DATA TO USE =
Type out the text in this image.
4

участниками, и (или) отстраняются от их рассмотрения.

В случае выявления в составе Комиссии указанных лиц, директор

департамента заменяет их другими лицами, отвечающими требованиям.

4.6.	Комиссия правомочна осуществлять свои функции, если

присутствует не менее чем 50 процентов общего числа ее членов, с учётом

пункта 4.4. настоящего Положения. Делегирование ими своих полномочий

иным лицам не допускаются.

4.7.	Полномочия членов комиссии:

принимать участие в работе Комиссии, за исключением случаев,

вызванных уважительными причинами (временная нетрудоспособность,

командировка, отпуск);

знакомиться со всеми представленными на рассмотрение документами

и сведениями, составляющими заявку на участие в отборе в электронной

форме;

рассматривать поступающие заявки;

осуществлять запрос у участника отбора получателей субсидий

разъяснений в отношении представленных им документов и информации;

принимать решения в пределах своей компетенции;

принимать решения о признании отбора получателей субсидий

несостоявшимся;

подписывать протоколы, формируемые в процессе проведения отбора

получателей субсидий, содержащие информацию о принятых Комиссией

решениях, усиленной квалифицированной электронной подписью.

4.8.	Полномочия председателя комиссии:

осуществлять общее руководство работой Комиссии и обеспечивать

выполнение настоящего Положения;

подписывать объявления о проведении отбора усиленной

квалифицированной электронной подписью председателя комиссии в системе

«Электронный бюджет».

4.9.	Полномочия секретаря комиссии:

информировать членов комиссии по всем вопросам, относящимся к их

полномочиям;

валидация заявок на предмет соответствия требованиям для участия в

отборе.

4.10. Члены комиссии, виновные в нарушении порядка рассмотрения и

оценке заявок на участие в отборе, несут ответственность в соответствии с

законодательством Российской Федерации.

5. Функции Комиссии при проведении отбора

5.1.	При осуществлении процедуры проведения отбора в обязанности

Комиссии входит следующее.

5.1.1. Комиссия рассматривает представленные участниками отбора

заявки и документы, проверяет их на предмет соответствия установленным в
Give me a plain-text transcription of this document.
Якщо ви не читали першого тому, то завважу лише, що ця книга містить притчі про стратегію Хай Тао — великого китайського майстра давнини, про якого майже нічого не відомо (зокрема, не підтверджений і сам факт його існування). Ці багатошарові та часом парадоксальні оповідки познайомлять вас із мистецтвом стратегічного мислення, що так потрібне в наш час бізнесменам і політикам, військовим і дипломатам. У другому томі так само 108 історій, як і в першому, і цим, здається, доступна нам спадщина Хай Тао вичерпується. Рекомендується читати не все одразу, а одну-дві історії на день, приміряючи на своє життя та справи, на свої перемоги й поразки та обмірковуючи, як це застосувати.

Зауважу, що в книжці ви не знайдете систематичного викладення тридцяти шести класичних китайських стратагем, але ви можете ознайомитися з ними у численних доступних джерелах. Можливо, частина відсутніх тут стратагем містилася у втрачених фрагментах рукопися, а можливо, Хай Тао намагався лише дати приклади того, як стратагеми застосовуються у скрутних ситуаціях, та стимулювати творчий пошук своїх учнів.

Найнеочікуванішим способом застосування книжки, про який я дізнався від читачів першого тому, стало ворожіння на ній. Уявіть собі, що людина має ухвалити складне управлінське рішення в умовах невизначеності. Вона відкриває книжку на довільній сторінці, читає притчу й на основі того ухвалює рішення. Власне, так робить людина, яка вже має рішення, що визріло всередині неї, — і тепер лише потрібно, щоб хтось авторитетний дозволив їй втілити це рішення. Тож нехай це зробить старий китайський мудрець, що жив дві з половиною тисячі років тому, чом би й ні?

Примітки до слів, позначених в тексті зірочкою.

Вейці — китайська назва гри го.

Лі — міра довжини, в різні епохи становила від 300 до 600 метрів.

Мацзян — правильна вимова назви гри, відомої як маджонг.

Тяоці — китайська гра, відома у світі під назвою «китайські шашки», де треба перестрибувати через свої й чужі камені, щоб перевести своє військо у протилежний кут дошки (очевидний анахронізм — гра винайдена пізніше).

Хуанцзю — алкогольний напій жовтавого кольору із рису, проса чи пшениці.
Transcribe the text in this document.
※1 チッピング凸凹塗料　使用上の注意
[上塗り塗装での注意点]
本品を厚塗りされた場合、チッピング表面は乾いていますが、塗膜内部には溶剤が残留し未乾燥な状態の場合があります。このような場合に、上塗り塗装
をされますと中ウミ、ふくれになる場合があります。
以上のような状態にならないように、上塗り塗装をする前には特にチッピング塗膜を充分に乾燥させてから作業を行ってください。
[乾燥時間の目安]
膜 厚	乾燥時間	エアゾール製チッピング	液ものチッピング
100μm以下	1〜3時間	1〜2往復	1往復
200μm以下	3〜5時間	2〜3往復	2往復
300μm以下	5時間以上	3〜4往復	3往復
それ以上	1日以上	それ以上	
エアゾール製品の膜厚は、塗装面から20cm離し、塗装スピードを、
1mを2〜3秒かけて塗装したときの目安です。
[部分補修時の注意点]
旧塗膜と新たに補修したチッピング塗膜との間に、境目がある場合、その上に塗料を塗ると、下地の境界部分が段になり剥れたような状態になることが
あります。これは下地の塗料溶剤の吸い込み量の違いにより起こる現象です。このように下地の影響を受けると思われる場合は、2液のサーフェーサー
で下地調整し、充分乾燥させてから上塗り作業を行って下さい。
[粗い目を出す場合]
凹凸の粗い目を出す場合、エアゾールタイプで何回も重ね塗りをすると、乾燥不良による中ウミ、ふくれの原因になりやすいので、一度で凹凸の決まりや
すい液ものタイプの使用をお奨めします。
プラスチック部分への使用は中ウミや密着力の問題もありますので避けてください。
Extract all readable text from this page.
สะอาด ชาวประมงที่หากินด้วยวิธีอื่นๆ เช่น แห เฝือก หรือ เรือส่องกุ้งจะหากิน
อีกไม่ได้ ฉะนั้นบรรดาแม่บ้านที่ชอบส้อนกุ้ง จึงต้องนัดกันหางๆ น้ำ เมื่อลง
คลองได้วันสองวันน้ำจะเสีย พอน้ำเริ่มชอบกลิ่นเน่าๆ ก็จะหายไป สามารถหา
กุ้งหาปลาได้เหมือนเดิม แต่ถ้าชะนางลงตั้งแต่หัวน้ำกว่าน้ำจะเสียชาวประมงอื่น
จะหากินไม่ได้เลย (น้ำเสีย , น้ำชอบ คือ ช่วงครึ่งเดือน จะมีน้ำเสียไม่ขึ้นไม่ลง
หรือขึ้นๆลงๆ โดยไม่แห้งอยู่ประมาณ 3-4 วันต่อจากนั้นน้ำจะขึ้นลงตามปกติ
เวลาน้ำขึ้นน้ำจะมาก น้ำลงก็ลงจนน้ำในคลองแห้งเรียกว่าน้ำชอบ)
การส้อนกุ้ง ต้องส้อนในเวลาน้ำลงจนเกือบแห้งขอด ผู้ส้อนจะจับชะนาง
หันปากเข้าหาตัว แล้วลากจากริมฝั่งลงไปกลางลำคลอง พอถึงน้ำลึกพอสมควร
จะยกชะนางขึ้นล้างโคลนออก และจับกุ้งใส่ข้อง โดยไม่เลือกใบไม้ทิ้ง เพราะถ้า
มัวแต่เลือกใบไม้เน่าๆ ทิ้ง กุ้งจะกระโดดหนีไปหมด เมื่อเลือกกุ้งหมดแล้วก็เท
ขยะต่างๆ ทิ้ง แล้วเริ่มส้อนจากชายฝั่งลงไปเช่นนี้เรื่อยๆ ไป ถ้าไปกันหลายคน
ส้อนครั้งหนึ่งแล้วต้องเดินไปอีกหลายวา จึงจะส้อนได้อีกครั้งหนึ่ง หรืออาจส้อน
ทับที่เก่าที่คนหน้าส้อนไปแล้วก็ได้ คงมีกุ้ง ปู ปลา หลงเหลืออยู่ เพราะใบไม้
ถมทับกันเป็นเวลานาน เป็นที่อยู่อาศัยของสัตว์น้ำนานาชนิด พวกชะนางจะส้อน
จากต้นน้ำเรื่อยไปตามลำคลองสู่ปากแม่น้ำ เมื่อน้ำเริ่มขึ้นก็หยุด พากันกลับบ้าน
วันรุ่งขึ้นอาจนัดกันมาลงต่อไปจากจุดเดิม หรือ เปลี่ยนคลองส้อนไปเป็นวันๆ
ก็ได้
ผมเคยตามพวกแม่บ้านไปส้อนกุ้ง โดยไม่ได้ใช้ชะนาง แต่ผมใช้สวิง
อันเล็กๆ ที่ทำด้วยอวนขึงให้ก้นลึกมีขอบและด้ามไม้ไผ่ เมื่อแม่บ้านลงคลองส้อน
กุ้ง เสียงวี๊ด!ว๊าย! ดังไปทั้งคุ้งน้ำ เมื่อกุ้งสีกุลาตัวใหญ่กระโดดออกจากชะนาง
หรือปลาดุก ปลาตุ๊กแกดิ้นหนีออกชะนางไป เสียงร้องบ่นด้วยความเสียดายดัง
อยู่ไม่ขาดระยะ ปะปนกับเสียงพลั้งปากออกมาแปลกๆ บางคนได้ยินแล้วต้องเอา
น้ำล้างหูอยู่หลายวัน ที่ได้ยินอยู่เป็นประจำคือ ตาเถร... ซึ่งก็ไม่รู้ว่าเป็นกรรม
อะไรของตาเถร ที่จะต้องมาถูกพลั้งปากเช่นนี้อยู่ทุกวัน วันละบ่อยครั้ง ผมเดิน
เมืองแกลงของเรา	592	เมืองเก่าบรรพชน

PROBLEM REQUIREMENTS =
Using the listing above, show each line holding the string "субсидий".

TASK SOLUTION =
осуществлять запрос у участника отбора получателей субсидий
принимать решения о признании отбора получателей субсидий
получателей субсидий, содержащие информацию о принятых Комиссией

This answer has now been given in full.